*Task details:* Return the material word for word. Do not include the pictures.

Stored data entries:
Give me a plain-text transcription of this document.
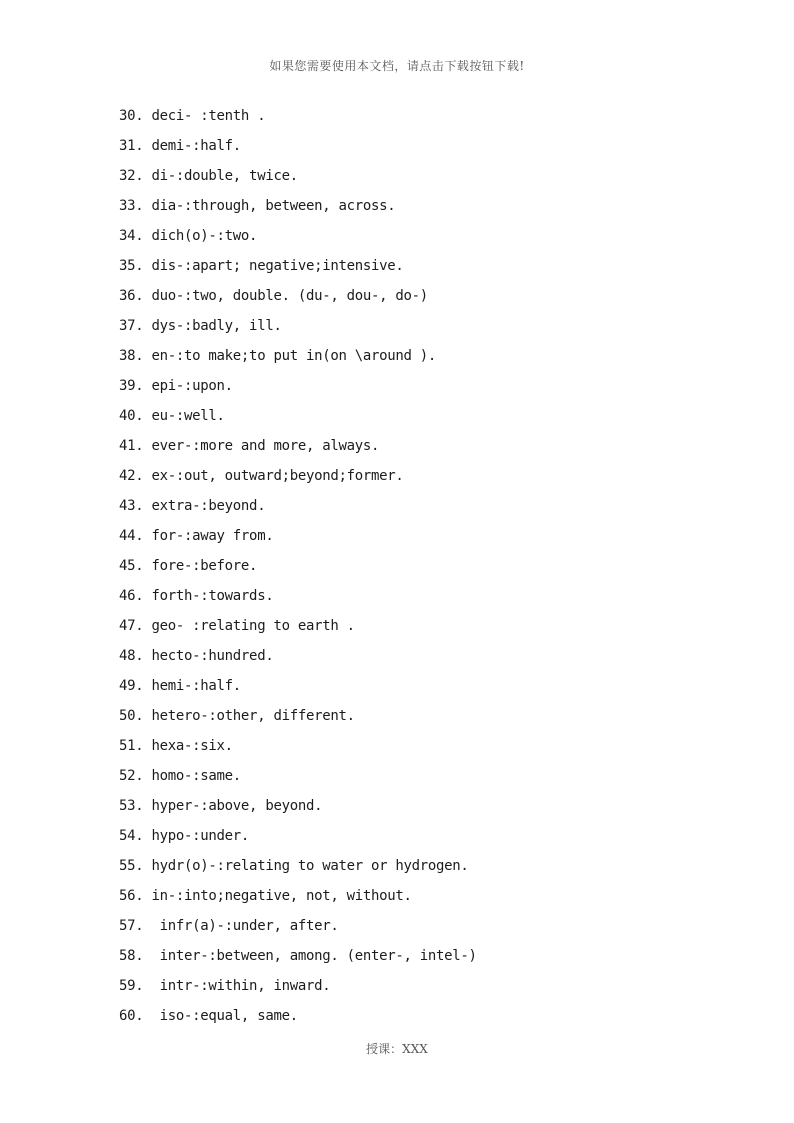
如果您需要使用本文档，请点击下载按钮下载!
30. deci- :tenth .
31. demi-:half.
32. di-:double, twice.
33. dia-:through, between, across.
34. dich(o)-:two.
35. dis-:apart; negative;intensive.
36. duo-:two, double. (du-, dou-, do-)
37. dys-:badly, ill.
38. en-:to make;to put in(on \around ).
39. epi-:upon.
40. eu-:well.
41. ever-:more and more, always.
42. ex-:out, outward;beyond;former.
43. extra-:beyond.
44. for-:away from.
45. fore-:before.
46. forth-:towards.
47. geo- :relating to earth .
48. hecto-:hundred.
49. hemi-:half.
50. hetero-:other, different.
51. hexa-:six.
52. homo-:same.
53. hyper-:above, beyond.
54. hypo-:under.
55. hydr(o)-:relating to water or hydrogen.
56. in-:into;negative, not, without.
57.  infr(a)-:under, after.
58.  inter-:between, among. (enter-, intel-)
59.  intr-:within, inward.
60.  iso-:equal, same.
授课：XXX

*Finished task:*
Give me a plain-text transcription of this document.
如果您需要使用本文档，请点击下载按钮下载!
30. deci- :tenth .
31. demi-:half.
32. di-:double, twice.
33. dia-:through, between, across.
34. dich(o)-:two.
35. dis-:apart; negative;intensive.
36. duo-:two, double. (du-, dou-, do-)
37. dys-:badly, ill.
38. en-:to make;to put in(on \around ).
39. epi-:upon.
40. eu-:well.
41. ever-:more and more, always.
42. ex-:out, outward;beyond;former.
43. extra-:beyond.
44. for-:away from.
45. fore-:before.
46. forth-:towards.
47. geo- :relating to earth .
48. hecto-:hundred.
49. hemi-:half.
50. hetero-:other, different.
51. hexa-:six.
52. homo-:same.
53. hyper-:above, beyond.
54. hypo-:under.
55. hydr(o)-:relating to water or hydrogen.
56. in-:into;negative, not, without.
57.  infr(a)-:under, after.
58.  inter-:between, among. (enter-, intel-)
59.  intr-:within, inward.
60.  iso-:equal, same.
授课：XXX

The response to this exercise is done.